데이터 항목:
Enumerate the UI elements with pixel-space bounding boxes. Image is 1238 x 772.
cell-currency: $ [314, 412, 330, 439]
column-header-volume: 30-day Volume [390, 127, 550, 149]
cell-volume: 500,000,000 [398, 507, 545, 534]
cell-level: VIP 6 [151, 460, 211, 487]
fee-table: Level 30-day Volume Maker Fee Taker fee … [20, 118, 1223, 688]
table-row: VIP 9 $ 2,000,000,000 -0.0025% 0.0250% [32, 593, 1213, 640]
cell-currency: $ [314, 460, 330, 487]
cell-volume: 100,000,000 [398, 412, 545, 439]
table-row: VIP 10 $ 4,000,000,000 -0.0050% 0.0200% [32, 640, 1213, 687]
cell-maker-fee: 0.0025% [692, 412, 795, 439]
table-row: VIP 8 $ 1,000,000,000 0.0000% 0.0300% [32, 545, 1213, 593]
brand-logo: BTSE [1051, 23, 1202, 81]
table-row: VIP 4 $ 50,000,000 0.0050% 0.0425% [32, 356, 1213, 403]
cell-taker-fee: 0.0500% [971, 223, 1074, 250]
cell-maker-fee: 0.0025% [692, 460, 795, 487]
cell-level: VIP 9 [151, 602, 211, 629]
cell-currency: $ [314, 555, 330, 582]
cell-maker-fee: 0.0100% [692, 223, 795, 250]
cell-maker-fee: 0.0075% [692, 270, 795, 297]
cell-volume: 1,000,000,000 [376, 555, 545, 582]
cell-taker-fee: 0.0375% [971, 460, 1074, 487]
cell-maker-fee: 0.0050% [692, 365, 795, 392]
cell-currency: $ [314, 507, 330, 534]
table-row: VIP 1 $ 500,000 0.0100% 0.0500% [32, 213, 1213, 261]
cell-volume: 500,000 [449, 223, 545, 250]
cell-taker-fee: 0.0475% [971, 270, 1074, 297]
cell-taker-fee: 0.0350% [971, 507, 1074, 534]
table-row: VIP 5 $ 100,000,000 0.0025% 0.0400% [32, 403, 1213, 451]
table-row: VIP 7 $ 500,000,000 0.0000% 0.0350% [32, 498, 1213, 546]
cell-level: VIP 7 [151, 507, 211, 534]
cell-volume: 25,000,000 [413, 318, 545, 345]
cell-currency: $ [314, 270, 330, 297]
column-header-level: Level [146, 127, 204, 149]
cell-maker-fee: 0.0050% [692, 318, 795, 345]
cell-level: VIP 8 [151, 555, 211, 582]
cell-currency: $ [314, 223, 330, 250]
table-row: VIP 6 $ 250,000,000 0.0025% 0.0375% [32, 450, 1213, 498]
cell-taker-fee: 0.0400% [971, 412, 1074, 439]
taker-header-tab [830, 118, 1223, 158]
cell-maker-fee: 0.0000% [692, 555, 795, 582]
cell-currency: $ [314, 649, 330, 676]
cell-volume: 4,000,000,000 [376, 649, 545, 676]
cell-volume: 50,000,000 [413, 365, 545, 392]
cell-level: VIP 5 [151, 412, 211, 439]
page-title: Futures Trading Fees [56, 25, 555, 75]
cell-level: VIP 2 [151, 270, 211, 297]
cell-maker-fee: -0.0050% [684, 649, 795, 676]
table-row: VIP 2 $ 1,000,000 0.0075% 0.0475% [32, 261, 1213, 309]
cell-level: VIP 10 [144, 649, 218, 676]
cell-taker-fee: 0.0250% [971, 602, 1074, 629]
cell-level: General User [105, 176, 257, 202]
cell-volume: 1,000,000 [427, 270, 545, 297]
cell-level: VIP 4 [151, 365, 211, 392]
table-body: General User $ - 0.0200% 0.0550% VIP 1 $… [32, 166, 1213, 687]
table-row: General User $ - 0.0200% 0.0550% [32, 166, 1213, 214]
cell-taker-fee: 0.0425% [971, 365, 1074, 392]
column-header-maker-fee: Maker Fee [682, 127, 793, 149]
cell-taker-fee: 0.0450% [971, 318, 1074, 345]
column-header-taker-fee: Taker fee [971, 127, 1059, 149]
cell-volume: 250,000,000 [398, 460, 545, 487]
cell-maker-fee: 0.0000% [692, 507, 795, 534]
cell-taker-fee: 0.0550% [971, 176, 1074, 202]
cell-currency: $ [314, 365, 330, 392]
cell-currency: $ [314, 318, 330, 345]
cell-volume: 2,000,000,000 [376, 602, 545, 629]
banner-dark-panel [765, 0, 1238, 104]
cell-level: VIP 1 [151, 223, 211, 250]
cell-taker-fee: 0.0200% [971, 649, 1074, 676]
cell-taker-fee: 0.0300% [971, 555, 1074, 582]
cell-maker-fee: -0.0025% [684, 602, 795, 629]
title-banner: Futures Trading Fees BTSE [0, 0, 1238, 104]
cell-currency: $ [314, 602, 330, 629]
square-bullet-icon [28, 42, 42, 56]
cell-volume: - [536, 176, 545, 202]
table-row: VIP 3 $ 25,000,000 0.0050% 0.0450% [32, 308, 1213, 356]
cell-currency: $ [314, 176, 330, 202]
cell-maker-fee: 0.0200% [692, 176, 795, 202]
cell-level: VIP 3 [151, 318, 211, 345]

과제 안내: 항목의 맨 처음부터 "cell-taker-fee: 0.0475% [971, 270, 1074, 297]"가 있는 줄까지 다시 쓰되, "table-row"만 "fee-row"로 바꾸고 나머지는 그대로 두세요.

문제 풀이:
Enumerate the UI elements with pixel-space bounding boxes. Image is 1238 x 772.
cell-currency: $ [314, 412, 330, 439]
column-header-volume: 30-day Volume [390, 127, 550, 149]
cell-volume: 500,000,000 [398, 507, 545, 534]
cell-level: VIP 6 [151, 460, 211, 487]
fee-table: Level 30-day Volume Maker Fee Taker fee … [20, 118, 1223, 688]
fee-row: VIP 9 $ 2,000,000,000 -0.0025% 0.0250% [32, 593, 1213, 640]
cell-currency: $ [314, 460, 330, 487]
cell-volume: 100,000,000 [398, 412, 545, 439]
fee-row: VIP 10 $ 4,000,000,000 -0.0050% 0.0200% [32, 640, 1213, 687]
cell-maker-fee: 0.0025% [692, 412, 795, 439]
fee-row: VIP 8 $ 1,000,000,000 0.0000% 0.0300% [32, 545, 1213, 593]
brand-logo: BTSE [1051, 23, 1202, 81]
fee-row: VIP 4 $ 50,000,000 0.0050% 0.0425% [32, 356, 1213, 403]
cell-taker-fee: 0.0500% [971, 223, 1074, 250]
cell-maker-fee: 0.0025% [692, 460, 795, 487]
cell-level: VIP 9 [151, 602, 211, 629]
cell-currency: $ [314, 555, 330, 582]
cell-maker-fee: 0.0100% [692, 223, 795, 250]
cell-maker-fee: 0.0075% [692, 270, 795, 297]
cell-volume: 1,000,000,000 [376, 555, 545, 582]
cell-taker-fee: 0.0375% [971, 460, 1074, 487]
cell-maker-fee: 0.0050% [692, 365, 795, 392]
cell-currency: $ [314, 507, 330, 534]
fee-row: VIP 1 $ 500,000 0.0100% 0.0500% [32, 213, 1213, 261]
cell-volume: 500,000 [449, 223, 545, 250]
cell-taker-fee: 0.0475% [971, 270, 1074, 297]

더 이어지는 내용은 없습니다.